[Records from a data collection]
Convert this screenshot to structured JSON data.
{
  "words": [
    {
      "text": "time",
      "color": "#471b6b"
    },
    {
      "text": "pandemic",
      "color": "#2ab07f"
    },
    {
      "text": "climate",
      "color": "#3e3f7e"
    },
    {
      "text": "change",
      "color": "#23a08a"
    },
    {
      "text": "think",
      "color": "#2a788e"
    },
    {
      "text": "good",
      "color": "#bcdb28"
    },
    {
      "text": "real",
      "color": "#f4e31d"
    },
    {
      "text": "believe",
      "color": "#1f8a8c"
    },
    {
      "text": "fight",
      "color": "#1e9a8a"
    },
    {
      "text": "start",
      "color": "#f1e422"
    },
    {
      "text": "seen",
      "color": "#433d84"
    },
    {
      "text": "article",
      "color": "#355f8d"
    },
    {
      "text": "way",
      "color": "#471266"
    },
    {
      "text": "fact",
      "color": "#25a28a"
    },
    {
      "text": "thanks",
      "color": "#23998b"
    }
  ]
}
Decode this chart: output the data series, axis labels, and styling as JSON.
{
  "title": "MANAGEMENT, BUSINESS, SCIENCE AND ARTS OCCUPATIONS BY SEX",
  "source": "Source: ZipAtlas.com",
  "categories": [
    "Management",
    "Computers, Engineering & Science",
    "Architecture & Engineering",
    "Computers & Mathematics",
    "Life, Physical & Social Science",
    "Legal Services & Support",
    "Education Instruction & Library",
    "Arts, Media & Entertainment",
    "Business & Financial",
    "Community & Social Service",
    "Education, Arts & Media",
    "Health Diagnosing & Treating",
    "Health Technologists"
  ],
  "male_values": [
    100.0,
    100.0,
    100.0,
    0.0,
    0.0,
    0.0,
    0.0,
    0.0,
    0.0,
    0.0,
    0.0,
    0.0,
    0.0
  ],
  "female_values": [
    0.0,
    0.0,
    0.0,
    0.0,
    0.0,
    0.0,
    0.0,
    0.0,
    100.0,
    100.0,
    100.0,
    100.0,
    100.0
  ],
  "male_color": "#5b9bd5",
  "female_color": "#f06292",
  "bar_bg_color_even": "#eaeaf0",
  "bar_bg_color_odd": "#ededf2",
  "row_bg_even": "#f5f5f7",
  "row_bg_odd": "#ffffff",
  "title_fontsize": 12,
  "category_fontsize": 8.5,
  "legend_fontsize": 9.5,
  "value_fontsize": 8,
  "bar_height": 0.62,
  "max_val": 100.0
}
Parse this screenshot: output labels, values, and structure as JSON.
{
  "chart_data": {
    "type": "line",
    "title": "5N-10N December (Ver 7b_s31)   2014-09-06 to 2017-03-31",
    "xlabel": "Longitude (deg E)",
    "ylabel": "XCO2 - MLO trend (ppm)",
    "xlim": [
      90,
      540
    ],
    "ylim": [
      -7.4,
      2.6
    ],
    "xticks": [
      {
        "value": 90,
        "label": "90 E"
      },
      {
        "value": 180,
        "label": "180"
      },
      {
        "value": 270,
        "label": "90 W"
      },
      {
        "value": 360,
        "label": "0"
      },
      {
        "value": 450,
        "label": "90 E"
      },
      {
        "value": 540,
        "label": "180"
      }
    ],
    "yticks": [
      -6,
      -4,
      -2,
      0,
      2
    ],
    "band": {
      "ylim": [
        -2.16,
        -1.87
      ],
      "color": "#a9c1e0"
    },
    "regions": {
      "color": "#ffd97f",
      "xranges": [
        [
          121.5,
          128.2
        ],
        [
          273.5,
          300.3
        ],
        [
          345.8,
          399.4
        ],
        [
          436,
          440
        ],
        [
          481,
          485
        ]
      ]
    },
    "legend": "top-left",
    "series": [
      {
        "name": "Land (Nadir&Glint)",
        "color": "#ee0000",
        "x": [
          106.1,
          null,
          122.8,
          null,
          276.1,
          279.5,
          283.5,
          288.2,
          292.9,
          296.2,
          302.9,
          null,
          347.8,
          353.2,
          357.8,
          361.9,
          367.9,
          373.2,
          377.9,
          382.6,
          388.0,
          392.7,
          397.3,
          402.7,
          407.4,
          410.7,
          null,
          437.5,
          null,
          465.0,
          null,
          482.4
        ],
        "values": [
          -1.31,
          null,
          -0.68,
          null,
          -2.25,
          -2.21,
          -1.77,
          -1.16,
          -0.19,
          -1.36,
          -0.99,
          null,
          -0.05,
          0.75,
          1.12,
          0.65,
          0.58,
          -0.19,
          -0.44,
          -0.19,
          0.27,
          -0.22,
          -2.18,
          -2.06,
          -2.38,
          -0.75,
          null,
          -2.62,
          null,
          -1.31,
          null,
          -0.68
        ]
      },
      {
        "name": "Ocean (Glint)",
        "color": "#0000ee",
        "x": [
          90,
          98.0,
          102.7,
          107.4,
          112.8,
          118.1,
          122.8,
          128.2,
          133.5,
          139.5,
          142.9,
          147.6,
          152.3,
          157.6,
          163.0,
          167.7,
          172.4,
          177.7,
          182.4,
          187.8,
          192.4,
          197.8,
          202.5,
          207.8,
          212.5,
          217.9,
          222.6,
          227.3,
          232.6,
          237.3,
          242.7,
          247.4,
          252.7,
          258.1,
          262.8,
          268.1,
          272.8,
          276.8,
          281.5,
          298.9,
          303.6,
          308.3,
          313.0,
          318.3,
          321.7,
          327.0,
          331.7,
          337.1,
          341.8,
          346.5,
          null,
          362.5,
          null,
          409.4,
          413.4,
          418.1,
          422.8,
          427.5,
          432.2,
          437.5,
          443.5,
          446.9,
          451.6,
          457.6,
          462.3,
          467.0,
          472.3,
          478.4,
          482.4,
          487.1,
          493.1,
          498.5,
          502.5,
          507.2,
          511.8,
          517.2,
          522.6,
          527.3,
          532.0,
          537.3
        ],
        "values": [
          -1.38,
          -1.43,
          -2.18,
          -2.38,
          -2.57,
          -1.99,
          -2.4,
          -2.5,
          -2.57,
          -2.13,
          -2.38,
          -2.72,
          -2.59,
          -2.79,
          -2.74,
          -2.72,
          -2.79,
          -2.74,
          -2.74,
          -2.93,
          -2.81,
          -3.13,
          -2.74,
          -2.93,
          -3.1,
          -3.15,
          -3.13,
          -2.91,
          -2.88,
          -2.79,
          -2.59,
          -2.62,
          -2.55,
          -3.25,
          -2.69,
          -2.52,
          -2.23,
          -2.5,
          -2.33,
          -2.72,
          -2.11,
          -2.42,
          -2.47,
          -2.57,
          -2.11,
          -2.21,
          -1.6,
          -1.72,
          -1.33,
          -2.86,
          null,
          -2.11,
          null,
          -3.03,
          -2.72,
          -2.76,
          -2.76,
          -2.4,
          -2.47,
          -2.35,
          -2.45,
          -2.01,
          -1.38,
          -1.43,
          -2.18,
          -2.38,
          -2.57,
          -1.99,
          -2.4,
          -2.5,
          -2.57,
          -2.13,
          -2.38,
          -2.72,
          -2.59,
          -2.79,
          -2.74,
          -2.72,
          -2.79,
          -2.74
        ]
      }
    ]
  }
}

## Stated task
Please set down all the data word for word.

## Complete output
Convert this screenshot to structured JSON data.
{
  "words": [
    {
      "text": "time",
      "color": "#471b6b"
    },
    {
      "text": "pandemic",
      "color": "#2ab07f"
    },
    {
      "text": "climate",
      "color": "#3e3f7e"
    },
    {
      "text": "change",
      "color": "#23a08a"
    },
    {
      "text": "think",
      "color": "#2a788e"
    },
    {
      "text": "good",
      "color": "#bcdb28"
    },
    {
      "text": "real",
      "color": "#f4e31d"
    },
    {
      "text": "believe",
      "color": "#1f8a8c"
    },
    {
      "text": "fight",
      "color": "#1e9a8a"
    },
    {
      "text": "start",
      "color": "#f1e422"
    },
    {
      "text": "seen",
      "color": "#433d84"
    },
    {
      "text": "article",
      "color": "#355f8d"
    },
    {
      "text": "way",
      "color": "#471266"
    },
    {
      "text": "fact",
      "color": "#25a28a"
    },
    {
      "text": "thanks",
      "color": "#23998b"
    }
  ]
}
Decode this chart: output the data series, axis labels, and styling as JSON.
{
  "title": "MANAGEMENT, BUSINESS, SCIENCE AND ARTS OCCUPATIONS BY SEX",
  "source": "Source: ZipAtlas.com",
  "categories": [
    "Management",
    "Computers, Engineering & Science",
    "Architecture & Engineering",
    "Computers & Mathematics",
    "Life, Physical & Social Science",
    "Legal Services & Support",
    "Education Instruction & Library",
    "Arts, Media & Entertainment",
    "Business & Financial",
    "Community & Social Service",
    "Education, Arts & Media",
    "Health Diagnosing & Treating",
    "Health Technologists"
  ],
  "male_values": [
    100.0,
    100.0,
    100.0,
    0.0,
    0.0,
    0.0,
    0.0,
    0.0,
    0.0,
    0.0,
    0.0,
    0.0,
    0.0
  ],
  "female_values": [
    0.0,
    0.0,
    0.0,
    0.0,
    0.0,
    0.0,
    0.0,
    0.0,
    100.0,
    100.0,
    100.0,
    100.0,
    100.0
  ],
  "male_color": "#5b9bd5",
  "female_color": "#f06292",
  "bar_bg_color_even": "#eaeaf0",
  "bar_bg_color_odd": "#ededf2",
  "row_bg_even": "#f5f5f7",
  "row_bg_odd": "#ffffff",
  "title_fontsize": 12,
  "category_fontsize": 8.5,
  "legend_fontsize": 9.5,
  "value_fontsize": 8,
  "bar_height": 0.62,
  "max_val": 100.0
}
Parse this screenshot: output labels, values, and structure as JSON.
{
  "chart_data": {
    "type": "line",
    "title": "5N-10N December (Ver 7b_s31)   2014-09-06 to 2017-03-31",
    "xlabel": "Longitude (deg E)",
    "ylabel": "XCO2 - MLO trend (ppm)",
    "xlim": [
      90,
      540
    ],
    "ylim": [
      -7.4,
      2.6
    ],
    "xticks": [
      {
        "value": 90,
        "label": "90 E"
      },
      {
        "value": 180,
        "label": "180"
      },
      {
        "value": 270,
        "label": "90 W"
      },
      {
        "value": 360,
        "label": "0"
      },
      {
        "value": 450,
        "label": "90 E"
      },
      {
        "value": 540,
        "label": "180"
      }
    ],
    "yticks": [
      -6,
      -4,
      -2,
      0,
      2
    ],
    "band": {
      "ylim": [
        -2.16,
        -1.87
      ],
      "color": "#a9c1e0"
    },
    "regions": {
      "color": "#ffd97f",
      "xranges": [
        [
          121.5,
          128.2
        ],
        [
          273.5,
          300.3
        ],
        [
          345.8,
          399.4
        ],
        [
          436,
          440
        ],
        [
          481,
          485
        ]
      ]
    },
    "legend": "top-left",
    "series": [
      {
        "name": "Land (Nadir&Glint)",
        "color": "#ee0000",
        "x": [
          106.1,
          null,
          122.8,
          null,
          276.1,
          279.5,
          283.5,
          288.2,
          292.9,
          296.2,
          302.9,
          null,
          347.8,
          353.2,
          357.8,
          361.9,
          367.9,
          373.2,
          377.9,
          382.6,
          388.0,
          392.7,
          397.3,
          402.7,
          407.4,
          410.7,
          null,
          437.5,
          null,
          465.0,
          null,
          482.4
        ],
        "values": [
          -1.31,
          null,
          -0.68,
          null,
          -2.25,
          -2.21,
          -1.77,
          -1.16,
          -0.19,
          -1.36,
          -0.99,
          null,
          -0.05,
          0.75,
          1.12,
          0.65,
          0.58,
          -0.19,
          -0.44,
          -0.19,
          0.27,
          -0.22,
          -2.18,
          -2.06,
          -2.38,
          -0.75,
          null,
          -2.62,
          null,
          -1.31,
          null,
          -0.68
        ]
      },
      {
        "name": "Ocean (Glint)",
        "color": "#0000ee",
        "x": [
          90,
          98.0,
          102.7,
          107.4,
          112.8,
          118.1,
          122.8,
          128.2,
          133.5,
          139.5,
          142.9,
          147.6,
          152.3,
          157.6,
          163.0,
          167.7,
          172.4,
          177.7,
          182.4,
          187.8,
          192.4,
          197.8,
          202.5,
          207.8,
          212.5,
          217.9,
          222.6,
          227.3,
          232.6,
          237.3,
          242.7,
          247.4,
          252.7,
          258.1,
          262.8,
          268.1,
          272.8,
          276.8,
          281.5,
          298.9,
          303.6,
          308.3,
          313.0,
          318.3,
          321.7,
          327.0,
          331.7,
          337.1,
          341.8,
          346.5,
          null,
          362.5,
          null,
          409.4,
          413.4,
          418.1,
          422.8,
          427.5,
          432.2,
          437.5,
          443.5,
          446.9,
          451.6,
          457.6,
          462.3,
          467.0,
          472.3,
          478.4,
          482.4,
          487.1,
          493.1,
          498.5,
          502.5,
          507.2,
          511.8,
          517.2,
          522.6,
          527.3,
          532.0,
          537.3
        ],
        "values": [
          -1.38,
          -1.43,
          -2.18,
          -2.38,
          -2.57,
          -1.99,
          -2.4,
          -2.5,
          -2.57,
          -2.13,
          -2.38,
          -2.72,
          -2.59,
          -2.79,
          -2.74,
          -2.72,
          -2.79,
          -2.74,
          -2.74,
          -2.93,
          -2.81,
          -3.13,
          -2.74,
          -2.93,
          -3.1,
          -3.15,
          -3.13,
          -2.91,
          -2.88,
          -2.79,
          -2.59,
          -2.62,
          -2.55,
          -3.25,
          -2.69,
          -2.52,
          -2.23,
          -2.5,
          -2.33,
          -2.72,
          -2.11,
          -2.42,
          -2.47,
          -2.57,
          -2.11,
          -2.21,
          -1.6,
          -1.72,
          -1.33,
          -2.86,
          null,
          -2.11,
          null,
          -3.03,
          -2.72,
          -2.76,
          -2.76,
          -2.4,
          -2.47,
          -2.35,
          -2.45,
          -2.01,
          -1.38,
          -1.43,
          -2.18,
          -2.38,
          -2.57,
          -1.99,
          -2.4,
          -2.5,
          -2.57,
          -2.13,
          -2.38,
          -2.72,
          -2.59,
          -2.79,
          -2.74,
          -2.72,
          -2.79,
          -2.74
        ]
      }
    ]
  }
}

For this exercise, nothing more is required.